Your goal: Pick out each line containing the string "from" and copy it.

Excerpted records:
--

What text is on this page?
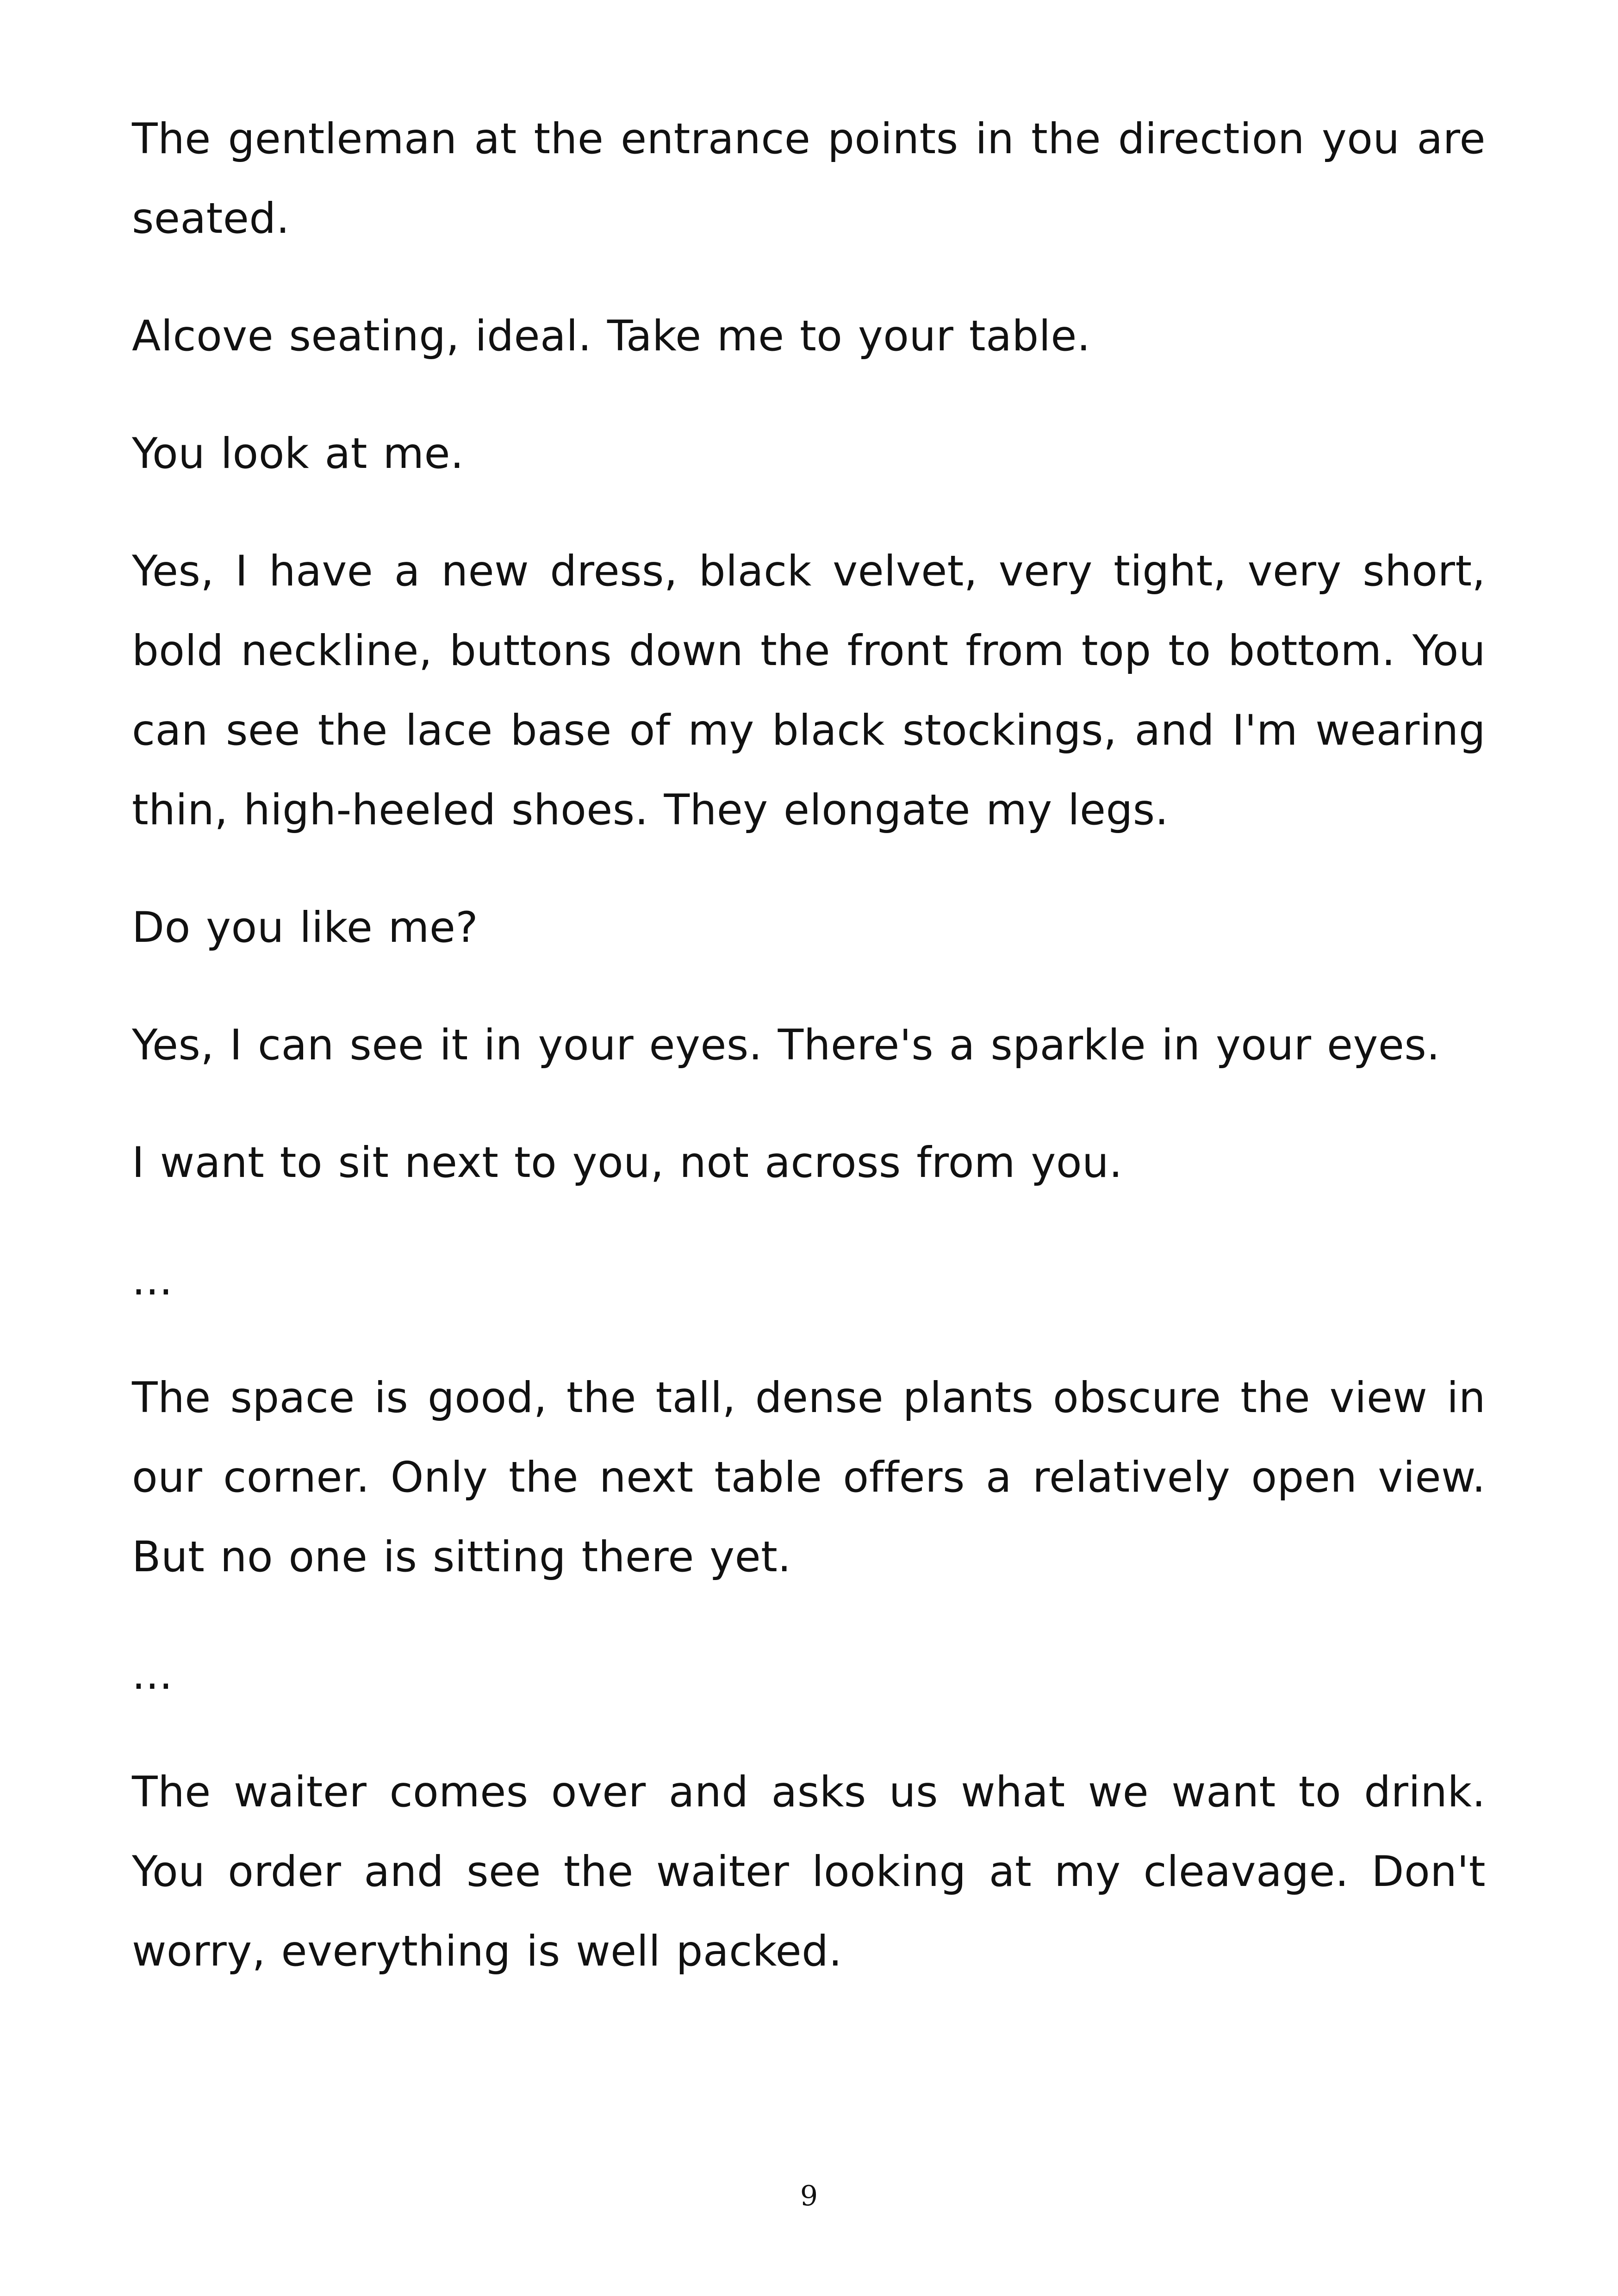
The gentleman at the entrance points in the direction you are seated.

Alcove seating, ideal. Take me to your table.

You look at me.

Yes, I have a new dress, black velvet, very tight, very short, bold neckline, buttons down the front from top to bottom. You can see the lace base of my black stockings, and I'm wearing thin, high-heeled shoes. They elongate my legs.

Do you like me?

Yes, I can see it in your eyes. There's a sparkle in your eyes.

I want to sit next to you, not across from you.

...

The space is good, the tall, dense plants obscure the view in our corner. Only the next table offers a relatively open view. But no one is sitting there yet.

...

The waiter comes over and asks us what we want to drink. You order and see the waiter looking at my cleavage. Don't worry, everything is well packed.

9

--

The completed task:
Yes, I have a new dress, black velvet, very tight, very short, bold neckline, buttons down the front from top to bottom. You can see the lace base of my black stockings, and I'm wearing thin, high-heeled shoes. They elongate my legs.
I want to sit next to you, not across from you.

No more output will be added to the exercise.